Task details: A faithful transcription of all the data is required.
--- Begin ---
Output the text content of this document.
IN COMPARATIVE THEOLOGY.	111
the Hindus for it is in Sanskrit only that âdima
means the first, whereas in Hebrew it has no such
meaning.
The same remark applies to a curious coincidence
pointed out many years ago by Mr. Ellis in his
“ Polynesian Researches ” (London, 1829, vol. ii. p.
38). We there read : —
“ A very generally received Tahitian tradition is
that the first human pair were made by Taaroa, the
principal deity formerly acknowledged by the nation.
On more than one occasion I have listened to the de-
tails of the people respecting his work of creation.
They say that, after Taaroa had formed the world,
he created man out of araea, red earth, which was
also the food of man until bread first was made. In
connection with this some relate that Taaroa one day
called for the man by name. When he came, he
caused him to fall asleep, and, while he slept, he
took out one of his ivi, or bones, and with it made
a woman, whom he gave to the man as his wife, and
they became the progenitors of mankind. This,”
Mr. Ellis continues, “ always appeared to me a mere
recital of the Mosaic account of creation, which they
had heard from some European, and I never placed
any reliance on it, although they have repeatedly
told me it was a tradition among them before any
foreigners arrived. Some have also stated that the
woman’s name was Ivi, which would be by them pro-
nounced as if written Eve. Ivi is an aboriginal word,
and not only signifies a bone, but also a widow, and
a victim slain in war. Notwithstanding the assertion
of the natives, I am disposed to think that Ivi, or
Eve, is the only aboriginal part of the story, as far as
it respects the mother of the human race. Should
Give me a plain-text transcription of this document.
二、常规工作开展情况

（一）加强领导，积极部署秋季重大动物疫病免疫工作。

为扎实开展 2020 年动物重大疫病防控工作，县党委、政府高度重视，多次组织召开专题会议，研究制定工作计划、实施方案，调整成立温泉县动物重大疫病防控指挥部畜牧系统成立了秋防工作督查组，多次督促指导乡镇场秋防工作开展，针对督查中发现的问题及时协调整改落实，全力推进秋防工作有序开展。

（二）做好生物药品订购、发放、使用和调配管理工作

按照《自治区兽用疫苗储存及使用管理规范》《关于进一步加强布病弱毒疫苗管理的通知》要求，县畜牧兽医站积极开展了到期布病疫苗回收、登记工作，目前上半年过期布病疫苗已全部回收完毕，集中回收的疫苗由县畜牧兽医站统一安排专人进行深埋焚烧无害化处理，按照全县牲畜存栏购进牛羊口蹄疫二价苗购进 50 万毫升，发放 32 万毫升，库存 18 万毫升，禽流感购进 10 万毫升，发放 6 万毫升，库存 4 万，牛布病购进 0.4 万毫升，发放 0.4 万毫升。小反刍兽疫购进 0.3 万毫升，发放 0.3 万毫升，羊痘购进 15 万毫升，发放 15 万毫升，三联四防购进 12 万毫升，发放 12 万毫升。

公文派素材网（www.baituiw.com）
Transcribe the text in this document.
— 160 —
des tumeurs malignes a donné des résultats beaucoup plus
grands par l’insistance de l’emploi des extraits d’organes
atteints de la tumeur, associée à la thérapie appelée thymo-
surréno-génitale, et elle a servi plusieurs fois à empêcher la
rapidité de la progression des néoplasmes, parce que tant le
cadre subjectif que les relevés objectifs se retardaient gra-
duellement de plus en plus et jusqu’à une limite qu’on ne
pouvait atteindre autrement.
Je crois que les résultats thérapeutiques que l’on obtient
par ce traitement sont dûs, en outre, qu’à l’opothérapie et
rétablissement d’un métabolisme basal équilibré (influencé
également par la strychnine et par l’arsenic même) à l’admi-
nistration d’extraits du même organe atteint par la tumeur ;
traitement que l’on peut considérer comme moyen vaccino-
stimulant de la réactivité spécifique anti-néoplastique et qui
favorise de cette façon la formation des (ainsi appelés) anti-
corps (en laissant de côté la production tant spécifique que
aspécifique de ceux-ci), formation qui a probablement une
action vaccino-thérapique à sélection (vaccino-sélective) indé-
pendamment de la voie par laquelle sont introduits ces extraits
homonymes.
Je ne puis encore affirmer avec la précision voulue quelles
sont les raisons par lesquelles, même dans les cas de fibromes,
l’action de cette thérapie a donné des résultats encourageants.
--- End ---
Full output:
Output the text content of this document.
IN COMPARATIVE THEOLOGY.	111
the Hindus for it is in Sanskrit only that âdima
means the first, whereas in Hebrew it has no such
meaning.
The same remark applies to a curious coincidence
pointed out many years ago by Mr. Ellis in his
“ Polynesian Researches ” (London, 1829, vol. ii. p.
38). We there read : —
“ A very generally received Tahitian tradition is
that the first human pair were made by Taaroa, the
principal deity formerly acknowledged by the nation.
On more than one occasion I have listened to the de-
tails of the people respecting his work of creation.
They say that, after Taaroa had formed the world,
he created man out of araea, red earth, which was
also the food of man until bread first was made. In
connection with this some relate that Taaroa one day
called for the man by name. When he came, he
caused him to fall asleep, and, while he slept, he
took out one of his ivi, or bones, and with it made
a woman, whom he gave to the man as his wife, and
they became the progenitors of mankind. This,”
Mr. Ellis continues, “ always appeared to me a mere
recital of the Mosaic account of creation, which they
had heard from some European, and I never placed
any reliance on it, although they have repeatedly
told me it was a tradition among them before any
foreigners arrived. Some have also stated that the
woman’s name was Ivi, which would be by them pro-
nounced as if written Eve. Ivi is an aboriginal word,
and not only signifies a bone, but also a widow, and
a victim slain in war. Notwithstanding the assertion
of the natives, I am disposed to think that Ivi, or
Eve, is the only aboriginal part of the story, as far as
it respects the mother of the human race. Should
Give me a plain-text transcription of this document.
二、常规工作开展情况

（一）加强领导，积极部署秋季重大动物疫病免疫工作。

为扎实开展 2020 年动物重大疫病防控工作，县党委、政府高度重视，多次组织召开专题会议，研究制定工作计划、实施方案，调整成立温泉县动物重大疫病防控指挥部畜牧系统成立了秋防工作督查组，多次督促指导乡镇场秋防工作开展，针对督查中发现的问题及时协调整改落实，全力推进秋防工作有序开展。

（二）做好生物药品订购、发放、使用和调配管理工作

按照《自治区兽用疫苗储存及使用管理规范》《关于进一步加强布病弱毒疫苗管理的通知》要求，县畜牧兽医站积极开展了到期布病疫苗回收、登记工作，目前上半年过期布病疫苗已全部回收完毕，集中回收的疫苗由县畜牧兽医站统一安排专人进行深埋焚烧无害化处理，按照全县牲畜存栏购进牛羊口蹄疫二价苗购进 50 万毫升，发放 32 万毫升，库存 18 万毫升，禽流感购进 10 万毫升，发放 6 万毫升，库存 4 万，牛布病购进 0.4 万毫升，发放 0.4 万毫升。小反刍兽疫购进 0.3 万毫升，发放 0.3 万毫升，羊痘购进 15 万毫升，发放 15 万毫升，三联四防购进 12 万毫升，发放 12 万毫升。

公文派素材网（www.baituiw.com）
Transcribe the text in this document.
— 160 —
des tumeurs malignes a donné des résultats beaucoup plus
grands par l’insistance de l’emploi des extraits d’organes
atteints de la tumeur, associée à la thérapie appelée thymo-
surréno-génitale, et elle a servi plusieurs fois à empêcher la
rapidité de la progression des néoplasmes, parce que tant le
cadre subjectif que les relevés objectifs se retardaient gra-
duellement de plus en plus et jusqu’à une limite qu’on ne
pouvait atteindre autrement.
Je crois que les résultats thérapeutiques que l’on obtient
par ce traitement sont dûs, en outre, qu’à l’opothérapie et
rétablissement d’un métabolisme basal équilibré (influencé
également par la strychnine et par l’arsenic même) à l’admi-
nistration d’extraits du même organe atteint par la tumeur ;
traitement que l’on peut considérer comme moyen vaccino-
stimulant de la réactivité spécifique anti-néoplastique et qui
favorise de cette façon la formation des (ainsi appelés) anti-
corps (en laissant de côté la production tant spécifique que
aspécifique de ceux-ci), formation qui a probablement une
action vaccino-thérapique à sélection (vaccino-sélective) indé-
pendamment de la voie par laquelle sont introduits ces extraits
homonymes.
Je ne puis encore affirmer avec la précision voulue quelles
sont les raisons par lesquelles, même dans les cas de fibromes,
l’action de cette thérapie a donné des résultats encourageants.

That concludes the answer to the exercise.